▶ **The exercise**: Give only the number of lines in the listing below where the string "reading" occurs.

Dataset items
[Begin]

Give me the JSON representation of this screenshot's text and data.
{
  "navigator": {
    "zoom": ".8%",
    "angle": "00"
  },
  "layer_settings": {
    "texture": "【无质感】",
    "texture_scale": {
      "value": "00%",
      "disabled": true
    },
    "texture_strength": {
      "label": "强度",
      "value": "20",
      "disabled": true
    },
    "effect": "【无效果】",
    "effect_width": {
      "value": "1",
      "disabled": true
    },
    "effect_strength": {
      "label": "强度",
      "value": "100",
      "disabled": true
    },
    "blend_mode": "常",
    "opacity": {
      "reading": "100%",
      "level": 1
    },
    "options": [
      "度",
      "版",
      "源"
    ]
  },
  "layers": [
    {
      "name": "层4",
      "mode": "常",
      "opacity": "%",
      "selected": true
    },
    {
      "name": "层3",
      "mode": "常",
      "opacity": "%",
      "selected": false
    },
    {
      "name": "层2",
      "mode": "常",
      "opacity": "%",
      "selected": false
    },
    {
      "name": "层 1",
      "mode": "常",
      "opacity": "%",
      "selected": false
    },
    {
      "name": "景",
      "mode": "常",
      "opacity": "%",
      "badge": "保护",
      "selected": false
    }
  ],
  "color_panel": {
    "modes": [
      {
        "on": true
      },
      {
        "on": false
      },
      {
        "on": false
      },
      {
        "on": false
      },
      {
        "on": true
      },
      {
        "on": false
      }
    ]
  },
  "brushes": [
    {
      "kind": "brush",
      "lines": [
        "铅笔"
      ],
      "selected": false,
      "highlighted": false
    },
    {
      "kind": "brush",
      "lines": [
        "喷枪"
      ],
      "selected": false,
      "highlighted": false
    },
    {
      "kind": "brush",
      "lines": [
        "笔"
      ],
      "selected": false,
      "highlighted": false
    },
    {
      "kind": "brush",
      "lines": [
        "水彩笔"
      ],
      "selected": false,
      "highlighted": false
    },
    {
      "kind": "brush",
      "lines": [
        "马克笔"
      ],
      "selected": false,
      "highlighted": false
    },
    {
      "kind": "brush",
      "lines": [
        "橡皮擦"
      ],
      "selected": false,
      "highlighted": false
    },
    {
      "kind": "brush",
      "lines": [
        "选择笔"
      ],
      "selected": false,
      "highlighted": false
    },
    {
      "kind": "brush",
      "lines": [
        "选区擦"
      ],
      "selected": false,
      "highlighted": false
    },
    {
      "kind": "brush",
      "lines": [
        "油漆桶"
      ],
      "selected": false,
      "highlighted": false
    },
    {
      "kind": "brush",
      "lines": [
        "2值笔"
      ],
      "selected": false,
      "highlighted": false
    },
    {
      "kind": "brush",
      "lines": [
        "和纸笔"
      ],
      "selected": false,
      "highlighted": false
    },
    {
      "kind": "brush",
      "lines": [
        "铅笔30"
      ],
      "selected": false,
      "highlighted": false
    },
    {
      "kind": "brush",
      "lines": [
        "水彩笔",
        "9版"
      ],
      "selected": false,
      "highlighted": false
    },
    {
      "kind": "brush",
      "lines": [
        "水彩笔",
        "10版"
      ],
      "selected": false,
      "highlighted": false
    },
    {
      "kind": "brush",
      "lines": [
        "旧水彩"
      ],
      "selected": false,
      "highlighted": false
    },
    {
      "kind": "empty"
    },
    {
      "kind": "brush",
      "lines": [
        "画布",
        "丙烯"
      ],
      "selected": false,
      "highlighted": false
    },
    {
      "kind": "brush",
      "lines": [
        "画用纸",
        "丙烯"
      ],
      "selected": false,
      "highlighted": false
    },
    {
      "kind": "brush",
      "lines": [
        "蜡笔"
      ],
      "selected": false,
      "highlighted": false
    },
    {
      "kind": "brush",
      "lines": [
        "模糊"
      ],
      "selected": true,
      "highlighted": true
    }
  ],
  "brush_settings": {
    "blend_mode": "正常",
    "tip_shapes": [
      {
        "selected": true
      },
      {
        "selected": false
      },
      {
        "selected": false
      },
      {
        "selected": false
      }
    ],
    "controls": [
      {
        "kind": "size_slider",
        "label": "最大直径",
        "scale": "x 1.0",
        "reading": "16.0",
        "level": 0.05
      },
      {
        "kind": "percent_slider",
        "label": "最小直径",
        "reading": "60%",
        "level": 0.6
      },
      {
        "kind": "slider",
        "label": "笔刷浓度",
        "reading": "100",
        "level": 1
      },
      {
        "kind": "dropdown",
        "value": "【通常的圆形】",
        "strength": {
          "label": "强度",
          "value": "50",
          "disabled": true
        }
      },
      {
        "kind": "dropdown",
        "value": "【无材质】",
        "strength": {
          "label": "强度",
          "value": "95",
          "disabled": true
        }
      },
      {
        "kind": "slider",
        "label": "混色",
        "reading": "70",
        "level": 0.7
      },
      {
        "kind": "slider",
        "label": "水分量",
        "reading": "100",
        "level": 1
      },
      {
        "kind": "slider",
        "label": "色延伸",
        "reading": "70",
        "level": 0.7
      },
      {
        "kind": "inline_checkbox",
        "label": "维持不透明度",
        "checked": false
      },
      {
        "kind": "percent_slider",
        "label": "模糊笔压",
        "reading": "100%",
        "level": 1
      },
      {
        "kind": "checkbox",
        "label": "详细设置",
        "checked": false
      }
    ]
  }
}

[End]

▶ **Written response**: 8